_WHAT YOU NEED TO DO_
Can you transcribe every entry word for word, skipping the images?

_SUPPLIED INFORMATION_
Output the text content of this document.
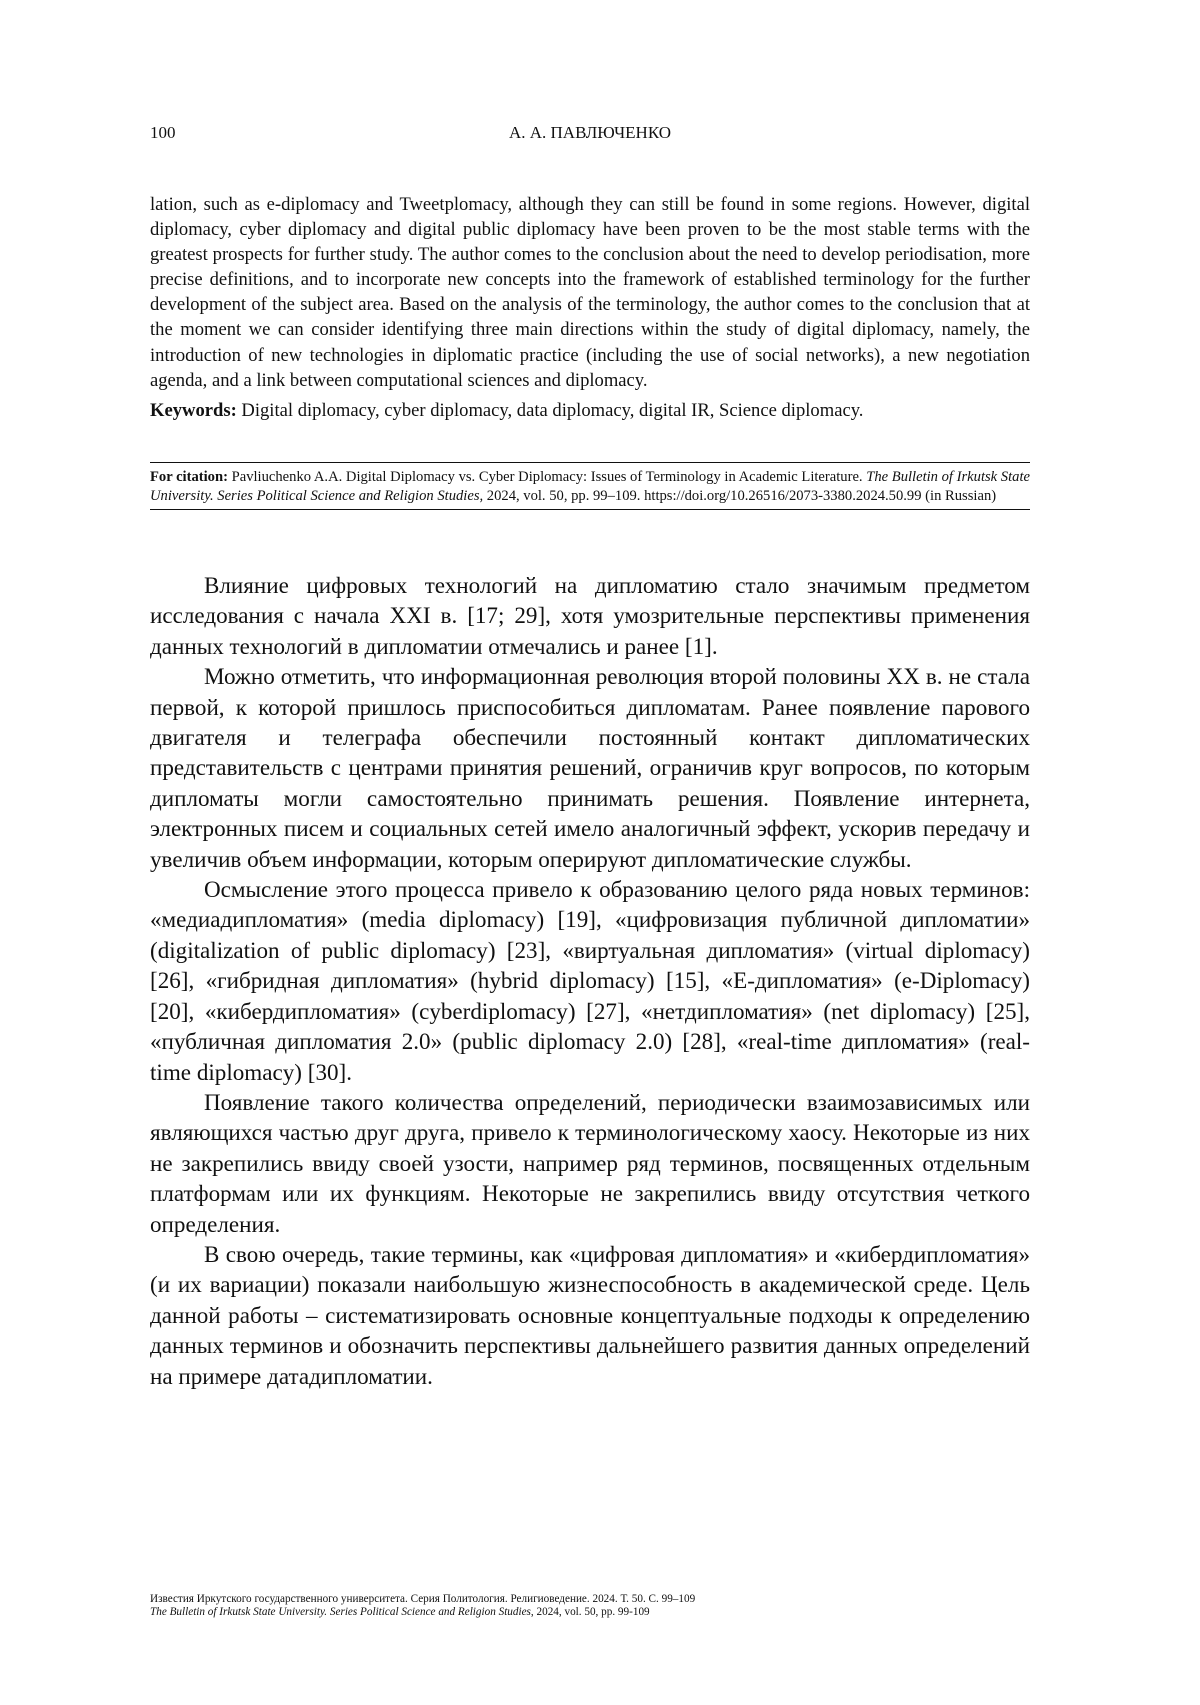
100	А. А. ПАВЛЮЧЕНКО

lation, such as e-diplomacy and Tweetplomacy, although they can still be found in some regions. However, digital diplomacy, cyber diplomacy and digital public diplomacy have been proven to be the most stable terms with the greatest prospects for further study. The author comes to the conclusion about the need to develop periodisation, more precise definitions, and to incorporate new concepts into the framework of established terminology for the further development of the subject area. Based on the analysis of the terminology, the author comes to the conclusion that at the moment we can consider identifying three main directions within the study of digital diplomacy, namely, the introduction of new technologies in diplomatic practice (including the use of social networks), a new negotiation agenda, and a link between computational sciences and diplomacy.

Keywords: Digital diplomacy, cyber diplomacy, data diplomacy, digital IR, Science diplomacy.

For citation: Pavliuchenko A.A. Digital Diplomacy vs. Cyber Diplomacy: Issues of Terminology in Academic Literature. The Bulletin of Irkutsk State University. Series Political Science and Religion Studies, 2024, vol. 50, pp. 99–109. https://doi.org/10.26516/2073-3380.2024.50.99 (in Russian)

Влияние цифровых технологий на дипломатию стало значимым предметом исследования с начала XXI в. [17; 29], хотя умозрительные перспективы применения данных технологий в дипломатии отмечались и ранее [1].

Можно отметить, что информационная революция второй половины XX в. не стала первой, к которой пришлось приспособиться дипломатам. Ранее появление парового двигателя и телеграфа обеспечили постоянный контакт дипломатических представительств с центрами принятия решений, ограничив круг вопросов, по которым дипломаты могли самостоятельно принимать решения. Появление интернета, электронных писем и социальных сетей имело аналогичный эффект, ускорив передачу и увеличив объем информации, которым оперируют дипломатические службы.

Осмысление этого процесса привело к образованию целого ряда новых терминов: «медиадипломатия» (media diplomacy) [19], «цифровизация публичной дипломатии» (digitalization of public diplomacy) [23], «виртуальная дипломатия» (virtual diplomacy) [26], «гибридная дипломатия» (hybrid diplomacy) [15], «E-дипломатия» (e-Diplomacy) [20], «кибердипломатия» (cyberdiplomacy) [27], «нетдипломатия» (net diplomacy) [25], «публичная дипломатия 2.0» (public diplomacy 2.0) [28], «real-time дипломатия» (real-time diplomacy) [30].

Появление такого количества определений, периодически взаимозависимых или являющихся частью друг друга, привело к терминологическому хаосу. Некоторые из них не закрепились ввиду своей узости, например ряд терминов, посвященных отдельным платформам или их функциям. Некоторые не закрепились ввиду отсутствия четкого определения.

В свою очередь, такие термины, как «цифровая дипломатия» и «кибердипломатия» (и их вариации) показали наибольшую жизнеспособность в академической среде. Цель данной работы – систематизировать основные концептуальные подходы к определению данных терминов и обозначить перспективы дальнейшего развития данных определений на примере датадипломатии.

Известия Иркутского государственного университета. Серия Политология. Религиоведение. 2024. Т. 50. С. 99–109
The Bulletin of Irkutsk State University. Series Political Science and Religion Studies, 2024, vol. 50, pp. 99-109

_SOLUTION TO THE PROBLEM_
Output the text content of this document.
100	А. А. ПАВЛЮЧЕНКО

lation, such as e-diplomacy and Tweetplomacy, although they can still be found in some regions. However, digital diplomacy, cyber diplomacy and digital public diplomacy have been proven to be the most stable terms with the greatest prospects for further study. The author comes to the conclusion about the need to develop periodisation, more precise definitions, and to incorporate new concepts into the framework of established terminology for the further development of the subject area. Based on the analysis of the terminology, the author comes to the conclusion that at the moment we can consider identifying three main directions within the study of digital diplomacy, namely, the introduction of new technologies in diplomatic practice (including the use of social networks), a new negotiation agenda, and a link between computational sciences and diplomacy.

Keywords: Digital diplomacy, cyber diplomacy, data diplomacy, digital IR, Science diplomacy.

For citation: Pavliuchenko A.A. Digital Diplomacy vs. Cyber Diplomacy: Issues of Terminology in Academic Literature. The Bulletin of Irkutsk State University. Series Political Science and Religion Studies, 2024, vol. 50, pp. 99–109. https://doi.org/10.26516/2073-3380.2024.50.99 (in Russian)

Влияние цифровых технологий на дипломатию стало значимым предметом исследования с начала XXI в. [17; 29], хотя умозрительные перспективы применения данных технологий в дипломатии отмечались и ранее [1].

Можно отметить, что информационная революция второй половины XX в. не стала первой, к которой пришлось приспособиться дипломатам. Ранее появление парового двигателя и телеграфа обеспечили постоянный контакт дипломатических представительств с центрами принятия решений, ограничив круг вопросов, по которым дипломаты могли самостоятельно принимать решения. Появление интернета, электронных писем и социальных сетей имело аналогичный эффект, ускорив передачу и увеличив объем информации, которым оперируют дипломатические службы.

Осмысление этого процесса привело к образованию целого ряда новых терминов: «медиадипломатия» (media diplomacy) [19], «цифровизация публичной дипломатии» (digitalization of public diplomacy) [23], «виртуальная дипломатия» (virtual diplomacy) [26], «гибридная дипломатия» (hybrid diplomacy) [15], «E-дипломатия» (e-Diplomacy) [20], «кибердипломатия» (cyberdiplomacy) [27], «нетдипломатия» (net diplomacy) [25], «публичная дипломатия 2.0» (public diplomacy 2.0) [28], «real-time дипломатия» (real-time diplomacy) [30].

Появление такого количества определений, периодически взаимозависимых или являющихся частью друг друга, привело к терминологическому хаосу. Некоторые из них не закрепились ввиду своей узости, например ряд терминов, посвященных отдельным платформам или их функциям. Некоторые не закрепились ввиду отсутствия четкого определения.

В свою очередь, такие термины, как «цифровая дипломатия» и «кибердипломатия» (и их вариации) показали наибольшую жизнеспособность в академической среде. Цель данной работы – систематизировать основные концептуальные подходы к определению данных терминов и обозначить перспективы дальнейшего развития данных определений на примере датадипломатии.

Известия Иркутского государственного университета. Серия Политология. Религиоведение. 2024. Т. 50. С. 99–109
The Bulletin of Irkutsk State University. Series Political Science and Religion Studies, 2024, vol. 50, pp. 99-109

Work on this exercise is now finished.